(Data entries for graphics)

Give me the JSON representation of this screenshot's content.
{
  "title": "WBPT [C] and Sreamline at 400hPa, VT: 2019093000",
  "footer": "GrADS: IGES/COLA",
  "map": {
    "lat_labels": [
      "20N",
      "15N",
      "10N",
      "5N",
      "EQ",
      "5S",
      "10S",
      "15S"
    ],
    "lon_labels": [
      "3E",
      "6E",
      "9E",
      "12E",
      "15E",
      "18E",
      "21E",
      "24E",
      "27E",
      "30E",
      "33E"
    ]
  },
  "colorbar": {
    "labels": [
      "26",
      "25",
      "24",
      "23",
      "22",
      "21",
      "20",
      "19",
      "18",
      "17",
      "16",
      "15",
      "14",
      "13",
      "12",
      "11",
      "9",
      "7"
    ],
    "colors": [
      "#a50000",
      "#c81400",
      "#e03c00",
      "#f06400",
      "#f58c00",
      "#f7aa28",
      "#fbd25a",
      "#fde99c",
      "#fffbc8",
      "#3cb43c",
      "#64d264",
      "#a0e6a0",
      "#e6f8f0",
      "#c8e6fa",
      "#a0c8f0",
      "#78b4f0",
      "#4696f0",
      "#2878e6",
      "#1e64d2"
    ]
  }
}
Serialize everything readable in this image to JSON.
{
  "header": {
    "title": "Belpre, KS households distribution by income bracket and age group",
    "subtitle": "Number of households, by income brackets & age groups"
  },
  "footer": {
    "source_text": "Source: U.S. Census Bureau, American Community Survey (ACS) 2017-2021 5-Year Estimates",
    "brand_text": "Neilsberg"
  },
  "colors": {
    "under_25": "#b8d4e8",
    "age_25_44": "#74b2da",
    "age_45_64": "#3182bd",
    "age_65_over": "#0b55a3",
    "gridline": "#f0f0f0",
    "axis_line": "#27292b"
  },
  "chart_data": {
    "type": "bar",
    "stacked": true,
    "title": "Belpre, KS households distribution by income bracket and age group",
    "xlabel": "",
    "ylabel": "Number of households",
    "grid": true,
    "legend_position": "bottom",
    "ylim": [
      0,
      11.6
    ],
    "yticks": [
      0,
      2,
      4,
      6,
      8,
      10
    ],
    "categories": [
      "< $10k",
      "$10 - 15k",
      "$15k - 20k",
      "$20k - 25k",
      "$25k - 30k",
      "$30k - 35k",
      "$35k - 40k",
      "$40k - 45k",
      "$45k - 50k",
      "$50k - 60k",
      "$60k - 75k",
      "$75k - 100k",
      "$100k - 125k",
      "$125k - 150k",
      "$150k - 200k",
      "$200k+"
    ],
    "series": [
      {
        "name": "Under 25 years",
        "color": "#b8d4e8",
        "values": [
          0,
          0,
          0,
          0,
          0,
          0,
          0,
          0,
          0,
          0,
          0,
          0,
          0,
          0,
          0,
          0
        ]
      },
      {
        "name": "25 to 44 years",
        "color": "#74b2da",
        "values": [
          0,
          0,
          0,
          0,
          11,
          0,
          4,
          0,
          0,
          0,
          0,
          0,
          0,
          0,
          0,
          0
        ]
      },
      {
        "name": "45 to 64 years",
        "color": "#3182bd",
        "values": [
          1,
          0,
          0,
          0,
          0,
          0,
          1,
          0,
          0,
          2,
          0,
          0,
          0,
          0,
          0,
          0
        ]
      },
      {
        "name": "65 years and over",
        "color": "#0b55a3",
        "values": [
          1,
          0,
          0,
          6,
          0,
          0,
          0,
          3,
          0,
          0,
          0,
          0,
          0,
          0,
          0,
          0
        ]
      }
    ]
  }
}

**EXERCISE INSTRUCTIONS**
Write out the whole listing again. Match it word for word.

**EXERCISE RESULT**
Give me the JSON representation of this screenshot's content.
{
  "title": "WBPT [C] and Sreamline at 400hPa, VT: 2019093000",
  "footer": "GrADS: IGES/COLA",
  "map": {
    "lat_labels": [
      "20N",
      "15N",
      "10N",
      "5N",
      "EQ",
      "5S",
      "10S",
      "15S"
    ],
    "lon_labels": [
      "3E",
      "6E",
      "9E",
      "12E",
      "15E",
      "18E",
      "21E",
      "24E",
      "27E",
      "30E",
      "33E"
    ]
  },
  "colorbar": {
    "labels": [
      "26",
      "25",
      "24",
      "23",
      "22",
      "21",
      "20",
      "19",
      "18",
      "17",
      "16",
      "15",
      "14",
      "13",
      "12",
      "11",
      "9",
      "7"
    ],
    "colors": [
      "#a50000",
      "#c81400",
      "#e03c00",
      "#f06400",
      "#f58c00",
      "#f7aa28",
      "#fbd25a",
      "#fde99c",
      "#fffbc8",
      "#3cb43c",
      "#64d264",
      "#a0e6a0",
      "#e6f8f0",
      "#c8e6fa",
      "#a0c8f0",
      "#78b4f0",
      "#4696f0",
      "#2878e6",
      "#1e64d2"
    ]
  }
}
Serialize everything readable in this image to JSON.
{
  "header": {
    "title": "Belpre, KS households distribution by income bracket and age group",
    "subtitle": "Number of households, by income brackets & age groups"
  },
  "footer": {
    "source_text": "Source: U.S. Census Bureau, American Community Survey (ACS) 2017-2021 5-Year Estimates",
    "brand_text": "Neilsberg"
  },
  "colors": {
    "under_25": "#b8d4e8",
    "age_25_44": "#74b2da",
    "age_45_64": "#3182bd",
    "age_65_over": "#0b55a3",
    "gridline": "#f0f0f0",
    "axis_line": "#27292b"
  },
  "chart_data": {
    "type": "bar",
    "stacked": true,
    "title": "Belpre, KS households distribution by income bracket and age group",
    "xlabel": "",
    "ylabel": "Number of households",
    "grid": true,
    "legend_position": "bottom",
    "ylim": [
      0,
      11.6
    ],
    "yticks": [
      0,
      2,
      4,
      6,
      8,
      10
    ],
    "categories": [
      "< $10k",
      "$10 - 15k",
      "$15k - 20k",
      "$20k - 25k",
      "$25k - 30k",
      "$30k - 35k",
      "$35k - 40k",
      "$40k - 45k",
      "$45k - 50k",
      "$50k - 60k",
      "$60k - 75k",
      "$75k - 100k",
      "$100k - 125k",
      "$125k - 150k",
      "$150k - 200k",
      "$200k+"
    ],
    "series": [
      {
        "name": "Under 25 years",
        "color": "#b8d4e8",
        "values": [
          0,
          0,
          0,
          0,
          0,
          0,
          0,
          0,
          0,
          0,
          0,
          0,
          0,
          0,
          0,
          0
        ]
      },
      {
        "name": "25 to 44 years",
        "color": "#74b2da",
        "values": [
          0,
          0,
          0,
          0,
          11,
          0,
          4,
          0,
          0,
          0,
          0,
          0,
          0,
          0,
          0,
          0
        ]
      },
      {
        "name": "45 to 64 years",
        "color": "#3182bd",
        "values": [
          1,
          0,
          0,
          0,
          0,
          0,
          1,
          0,
          0,
          2,
          0,
          0,
          0,
          0,
          0,
          0
        ]
      },
      {
        "name": "65 years and over",
        "color": "#0b55a3",
        "values": [
          1,
          0,
          0,
          6,
          0,
          0,
          0,
          3,
          0,
          0,
          0,
          0,
          0,
          0,
          0,
          0
        ]
      }
    ]
  }
}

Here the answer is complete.